**PROBLEM REQUIREMENTS**
Return all lines with the word "ZARZĄDZANIA" in them.

Collected data
▼

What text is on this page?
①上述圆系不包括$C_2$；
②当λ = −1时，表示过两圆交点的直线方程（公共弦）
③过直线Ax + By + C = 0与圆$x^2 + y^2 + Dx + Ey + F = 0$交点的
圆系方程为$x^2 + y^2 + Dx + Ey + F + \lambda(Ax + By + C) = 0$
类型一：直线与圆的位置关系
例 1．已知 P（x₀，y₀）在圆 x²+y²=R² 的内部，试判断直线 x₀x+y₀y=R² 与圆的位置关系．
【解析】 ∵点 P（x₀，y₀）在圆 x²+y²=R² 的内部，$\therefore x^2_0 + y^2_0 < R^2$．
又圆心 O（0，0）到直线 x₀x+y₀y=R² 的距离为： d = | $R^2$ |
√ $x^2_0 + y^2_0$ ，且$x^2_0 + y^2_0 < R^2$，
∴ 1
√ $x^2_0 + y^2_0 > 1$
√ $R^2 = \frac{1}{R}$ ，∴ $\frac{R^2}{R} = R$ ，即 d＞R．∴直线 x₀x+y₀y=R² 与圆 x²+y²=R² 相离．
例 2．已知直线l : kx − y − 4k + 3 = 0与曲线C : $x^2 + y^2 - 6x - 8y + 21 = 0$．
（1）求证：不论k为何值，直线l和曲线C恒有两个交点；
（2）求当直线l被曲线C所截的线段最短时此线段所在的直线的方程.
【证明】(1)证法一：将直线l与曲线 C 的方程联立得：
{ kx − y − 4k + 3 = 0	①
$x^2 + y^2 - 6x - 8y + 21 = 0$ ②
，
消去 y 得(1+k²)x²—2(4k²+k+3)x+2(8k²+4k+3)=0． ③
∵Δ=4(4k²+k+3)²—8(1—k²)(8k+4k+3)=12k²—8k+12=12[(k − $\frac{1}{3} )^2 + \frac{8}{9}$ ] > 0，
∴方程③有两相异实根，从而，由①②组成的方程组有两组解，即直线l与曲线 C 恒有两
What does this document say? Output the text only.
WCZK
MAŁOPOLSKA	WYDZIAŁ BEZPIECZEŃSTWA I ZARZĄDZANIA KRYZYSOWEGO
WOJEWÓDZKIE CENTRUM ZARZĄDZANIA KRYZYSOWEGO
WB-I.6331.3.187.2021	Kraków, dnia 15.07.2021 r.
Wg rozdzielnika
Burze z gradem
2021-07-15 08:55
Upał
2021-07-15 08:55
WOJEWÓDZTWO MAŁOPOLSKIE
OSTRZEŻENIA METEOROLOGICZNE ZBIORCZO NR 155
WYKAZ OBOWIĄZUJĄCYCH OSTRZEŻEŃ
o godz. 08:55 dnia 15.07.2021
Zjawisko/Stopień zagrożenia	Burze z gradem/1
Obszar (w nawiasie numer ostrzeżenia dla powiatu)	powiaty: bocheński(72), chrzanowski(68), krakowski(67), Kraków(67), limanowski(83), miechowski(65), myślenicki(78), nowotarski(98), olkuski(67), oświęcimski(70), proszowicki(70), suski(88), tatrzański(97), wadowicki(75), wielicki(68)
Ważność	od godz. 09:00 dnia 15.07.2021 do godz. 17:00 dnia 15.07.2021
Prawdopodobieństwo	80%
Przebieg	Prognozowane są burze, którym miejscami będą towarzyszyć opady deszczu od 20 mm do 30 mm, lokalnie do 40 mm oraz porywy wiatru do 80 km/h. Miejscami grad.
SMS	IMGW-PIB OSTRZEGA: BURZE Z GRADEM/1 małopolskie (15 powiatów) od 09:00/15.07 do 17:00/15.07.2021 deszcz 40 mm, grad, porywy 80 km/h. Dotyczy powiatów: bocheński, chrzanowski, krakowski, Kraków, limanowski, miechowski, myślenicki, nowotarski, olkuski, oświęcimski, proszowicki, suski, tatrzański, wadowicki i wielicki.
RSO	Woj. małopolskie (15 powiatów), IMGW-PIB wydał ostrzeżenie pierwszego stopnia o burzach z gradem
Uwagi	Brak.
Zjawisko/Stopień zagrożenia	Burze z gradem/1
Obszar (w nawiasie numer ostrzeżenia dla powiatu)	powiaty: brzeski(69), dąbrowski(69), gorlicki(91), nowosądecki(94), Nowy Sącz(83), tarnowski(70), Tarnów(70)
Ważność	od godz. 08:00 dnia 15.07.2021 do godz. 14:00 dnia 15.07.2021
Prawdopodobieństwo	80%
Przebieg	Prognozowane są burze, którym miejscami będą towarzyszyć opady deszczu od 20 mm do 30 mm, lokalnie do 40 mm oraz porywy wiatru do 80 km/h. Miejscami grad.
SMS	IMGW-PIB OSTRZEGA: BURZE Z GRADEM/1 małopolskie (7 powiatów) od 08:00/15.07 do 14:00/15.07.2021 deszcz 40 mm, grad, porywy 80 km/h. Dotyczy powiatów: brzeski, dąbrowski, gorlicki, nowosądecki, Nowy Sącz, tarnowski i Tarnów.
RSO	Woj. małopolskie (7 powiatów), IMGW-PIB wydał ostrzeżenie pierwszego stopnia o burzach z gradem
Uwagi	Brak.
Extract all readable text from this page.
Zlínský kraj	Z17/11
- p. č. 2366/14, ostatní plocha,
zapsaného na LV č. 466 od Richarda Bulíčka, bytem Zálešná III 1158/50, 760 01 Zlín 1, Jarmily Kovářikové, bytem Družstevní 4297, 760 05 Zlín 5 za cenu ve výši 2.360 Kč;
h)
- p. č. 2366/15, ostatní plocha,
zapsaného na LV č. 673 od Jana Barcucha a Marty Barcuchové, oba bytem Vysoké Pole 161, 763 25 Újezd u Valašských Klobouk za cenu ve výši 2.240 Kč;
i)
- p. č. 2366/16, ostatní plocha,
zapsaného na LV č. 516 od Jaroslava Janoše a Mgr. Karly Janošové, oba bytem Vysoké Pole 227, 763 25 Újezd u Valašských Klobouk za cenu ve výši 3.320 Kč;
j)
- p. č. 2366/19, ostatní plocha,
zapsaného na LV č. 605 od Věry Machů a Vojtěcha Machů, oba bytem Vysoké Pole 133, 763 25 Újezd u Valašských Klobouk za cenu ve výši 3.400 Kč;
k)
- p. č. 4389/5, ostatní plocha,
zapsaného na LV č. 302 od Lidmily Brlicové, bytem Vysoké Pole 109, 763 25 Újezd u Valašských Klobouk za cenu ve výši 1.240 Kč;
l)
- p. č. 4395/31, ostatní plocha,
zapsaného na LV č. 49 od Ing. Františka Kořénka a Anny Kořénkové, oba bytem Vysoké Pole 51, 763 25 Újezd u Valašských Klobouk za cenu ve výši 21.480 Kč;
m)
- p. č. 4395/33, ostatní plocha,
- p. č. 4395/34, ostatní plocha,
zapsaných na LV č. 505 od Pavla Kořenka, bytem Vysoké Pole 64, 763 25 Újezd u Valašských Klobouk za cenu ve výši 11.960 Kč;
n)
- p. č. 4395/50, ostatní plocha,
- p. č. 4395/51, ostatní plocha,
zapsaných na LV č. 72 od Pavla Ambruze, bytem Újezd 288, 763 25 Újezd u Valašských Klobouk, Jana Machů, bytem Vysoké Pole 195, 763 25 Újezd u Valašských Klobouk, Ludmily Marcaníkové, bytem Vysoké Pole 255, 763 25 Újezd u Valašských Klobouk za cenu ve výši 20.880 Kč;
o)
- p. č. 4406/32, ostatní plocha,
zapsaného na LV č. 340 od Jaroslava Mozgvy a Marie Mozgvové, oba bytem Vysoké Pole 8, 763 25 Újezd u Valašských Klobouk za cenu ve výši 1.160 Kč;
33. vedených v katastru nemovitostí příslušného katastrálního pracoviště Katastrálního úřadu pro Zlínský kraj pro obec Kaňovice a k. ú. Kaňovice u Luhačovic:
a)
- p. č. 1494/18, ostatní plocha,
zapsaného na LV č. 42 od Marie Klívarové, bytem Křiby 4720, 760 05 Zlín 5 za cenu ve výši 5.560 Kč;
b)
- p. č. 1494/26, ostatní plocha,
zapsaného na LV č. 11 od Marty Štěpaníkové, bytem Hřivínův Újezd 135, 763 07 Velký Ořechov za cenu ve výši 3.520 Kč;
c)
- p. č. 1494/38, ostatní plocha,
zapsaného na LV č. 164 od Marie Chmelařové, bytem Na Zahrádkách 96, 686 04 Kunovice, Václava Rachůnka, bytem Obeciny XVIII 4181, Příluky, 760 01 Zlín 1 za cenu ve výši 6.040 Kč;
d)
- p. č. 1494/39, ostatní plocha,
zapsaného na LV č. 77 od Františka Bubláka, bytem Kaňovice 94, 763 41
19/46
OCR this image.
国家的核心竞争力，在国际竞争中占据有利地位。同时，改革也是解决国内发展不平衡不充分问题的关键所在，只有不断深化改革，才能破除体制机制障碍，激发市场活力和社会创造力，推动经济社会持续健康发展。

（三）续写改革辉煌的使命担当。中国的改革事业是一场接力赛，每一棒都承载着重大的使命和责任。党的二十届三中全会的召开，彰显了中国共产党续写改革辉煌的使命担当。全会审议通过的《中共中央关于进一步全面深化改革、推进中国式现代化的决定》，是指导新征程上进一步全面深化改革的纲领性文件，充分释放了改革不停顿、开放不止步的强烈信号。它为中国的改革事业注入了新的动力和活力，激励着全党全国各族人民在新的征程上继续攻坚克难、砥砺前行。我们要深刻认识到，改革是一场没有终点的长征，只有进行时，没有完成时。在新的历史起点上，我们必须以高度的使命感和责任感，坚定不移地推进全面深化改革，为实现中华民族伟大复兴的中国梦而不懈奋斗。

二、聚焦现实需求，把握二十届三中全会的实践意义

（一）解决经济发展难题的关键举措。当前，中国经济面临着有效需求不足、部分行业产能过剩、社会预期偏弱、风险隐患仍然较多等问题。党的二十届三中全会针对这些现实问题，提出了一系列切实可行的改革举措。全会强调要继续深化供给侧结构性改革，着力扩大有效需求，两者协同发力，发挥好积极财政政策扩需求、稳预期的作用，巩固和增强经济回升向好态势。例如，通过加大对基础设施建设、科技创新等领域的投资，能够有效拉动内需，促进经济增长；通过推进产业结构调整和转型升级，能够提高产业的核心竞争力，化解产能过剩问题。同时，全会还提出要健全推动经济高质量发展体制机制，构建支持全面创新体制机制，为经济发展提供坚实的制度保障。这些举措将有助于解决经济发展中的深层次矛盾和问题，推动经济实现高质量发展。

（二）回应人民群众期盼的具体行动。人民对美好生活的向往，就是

▲

**EXERCISE ANSWER**
MAŁOPOLSKA	WYDZIAŁ BEZPIECZEŃSTWA I ZARZĄDZANIA KRYZYSOWEGO
WOJEWÓDZKIE CENTRUM ZARZĄDZANIA KRYZYSOWEGO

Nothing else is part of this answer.